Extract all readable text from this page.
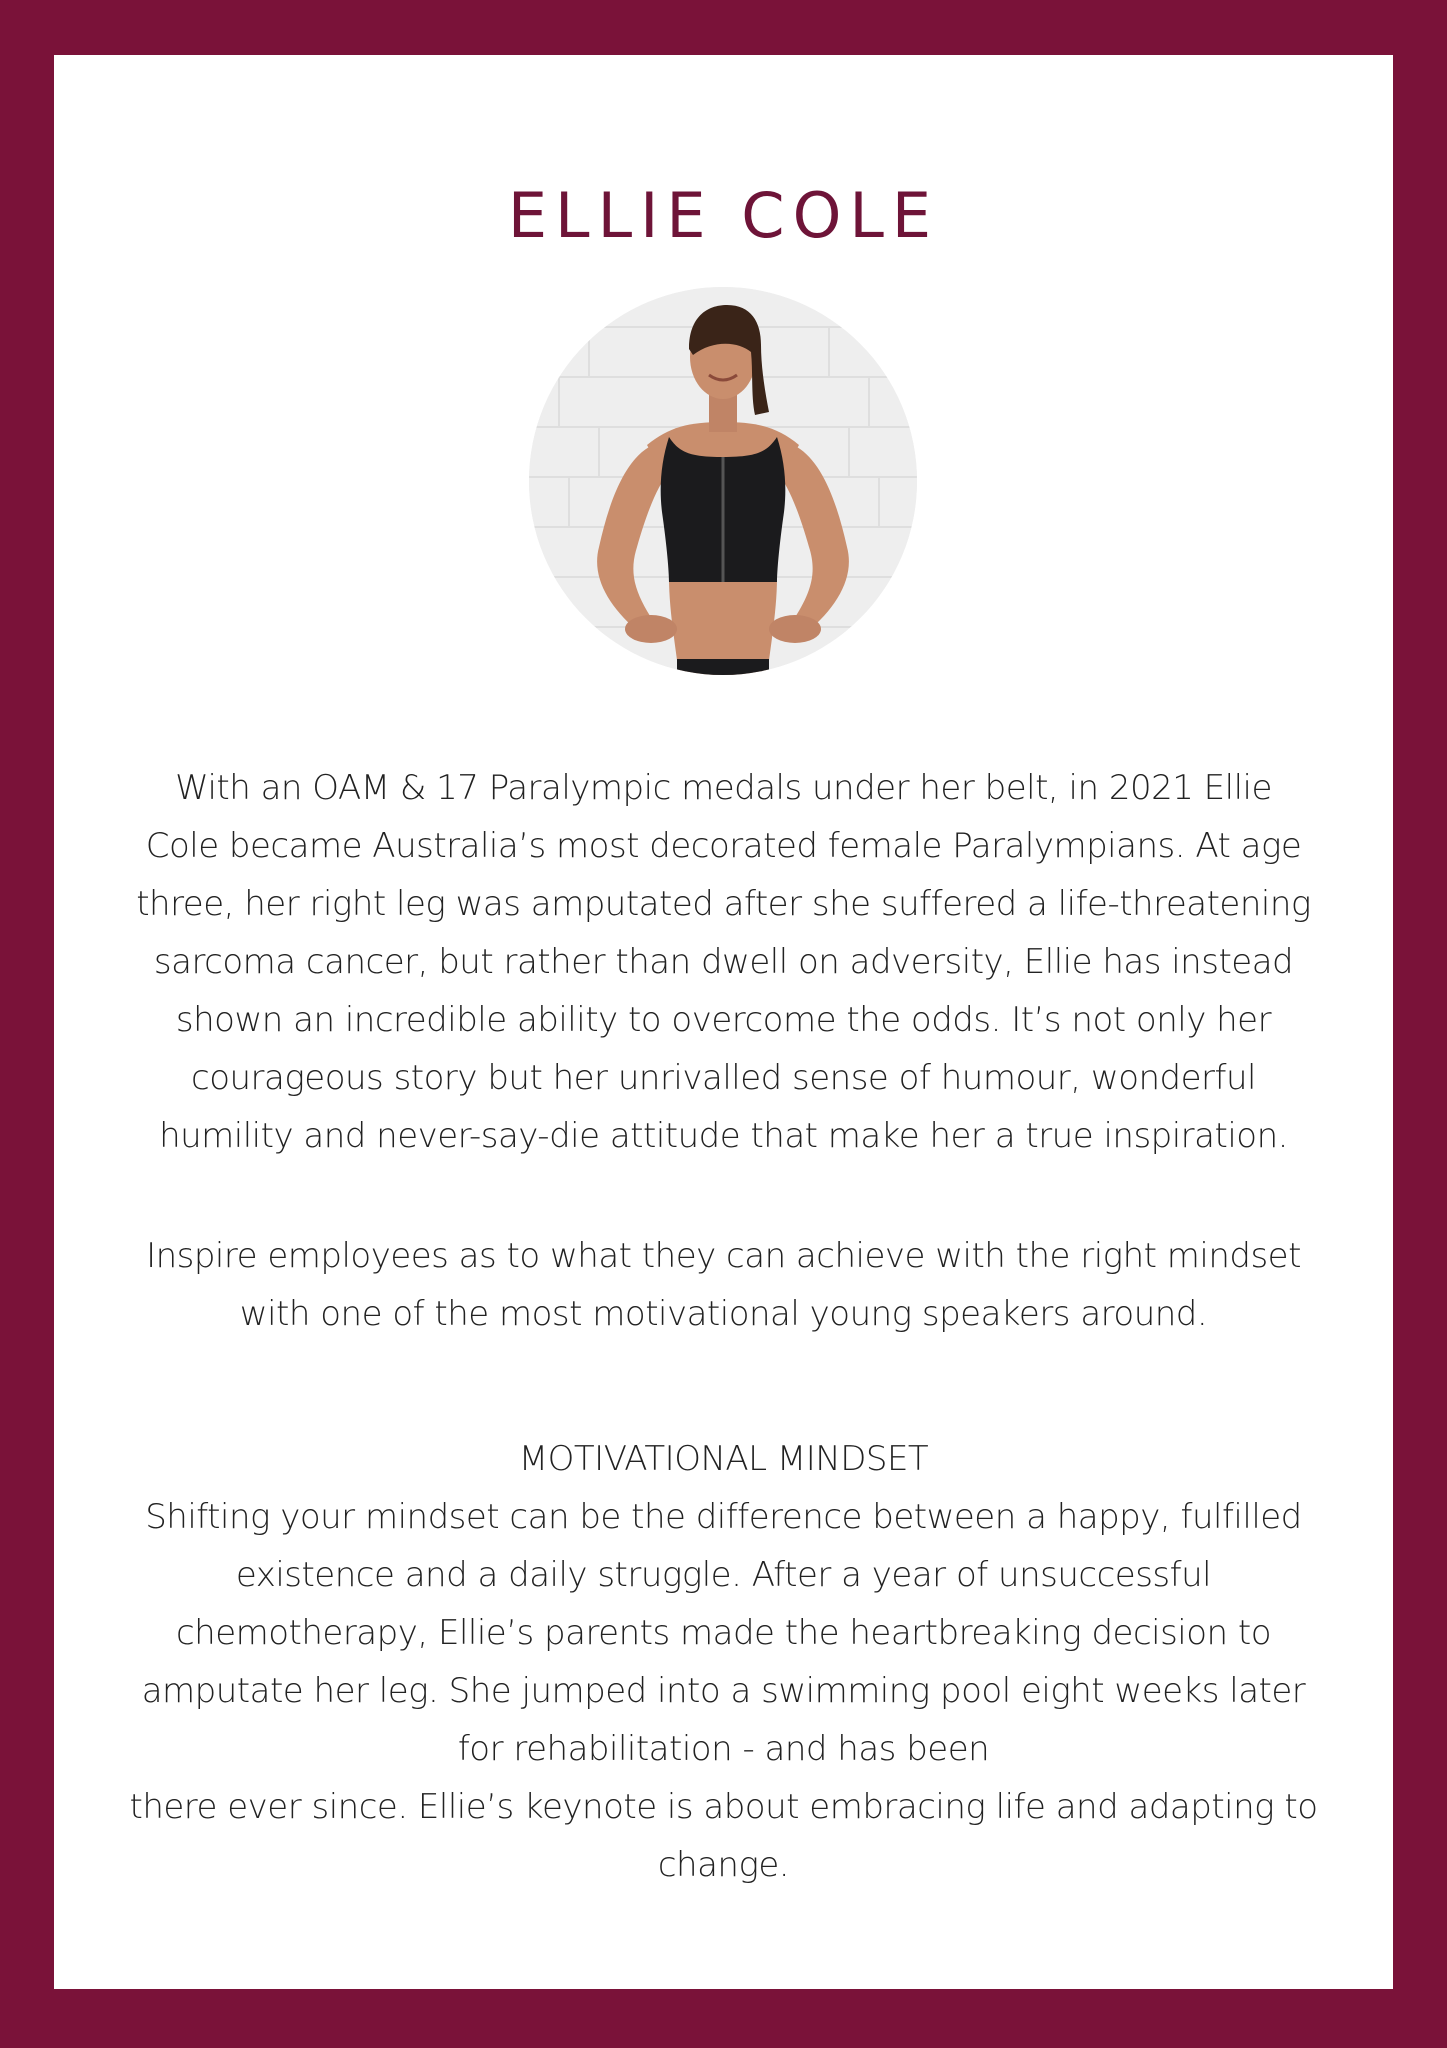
ELLIE COLE
With an OAM & 17 Paralympic medals under her belt, in 2021 Ellie
Cole became Australia’s most decorated female Paralympians. At age
three, her right leg was amputated after she suffered a life-threatening
sarcoma cancer, but rather than dwell on adversity, Ellie has instead
shown an incredible ability to overcome the odds. It’s not only her
courageous story but her unrivalled sense of humour, wonderful
humility and never-say-die attitude that make her a true inspiration.
Inspire employees as to what they can achieve with the right mindset
with one of the most motivational young speakers around.
MOTIVATIONAL MINDSET
Shifting your mindset can be the difference between a happy, fulfilled
existence and a daily struggle. After a year of unsuccessful
chemotherapy, Ellie’s parents made the heartbreaking decision to
amputate her leg. She jumped into a swimming pool eight weeks later
for rehabilitation - and has been
there ever since. Ellie’s keynote is about embracing life and adapting to
change.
---*---
# Aim of the task
Filter the records, keeping only lines that contain "right", and show those lines.

# Written response
three, her right leg was amputated after she suffered a life-threatening
Inspire employees as to what they can achieve with the right mindset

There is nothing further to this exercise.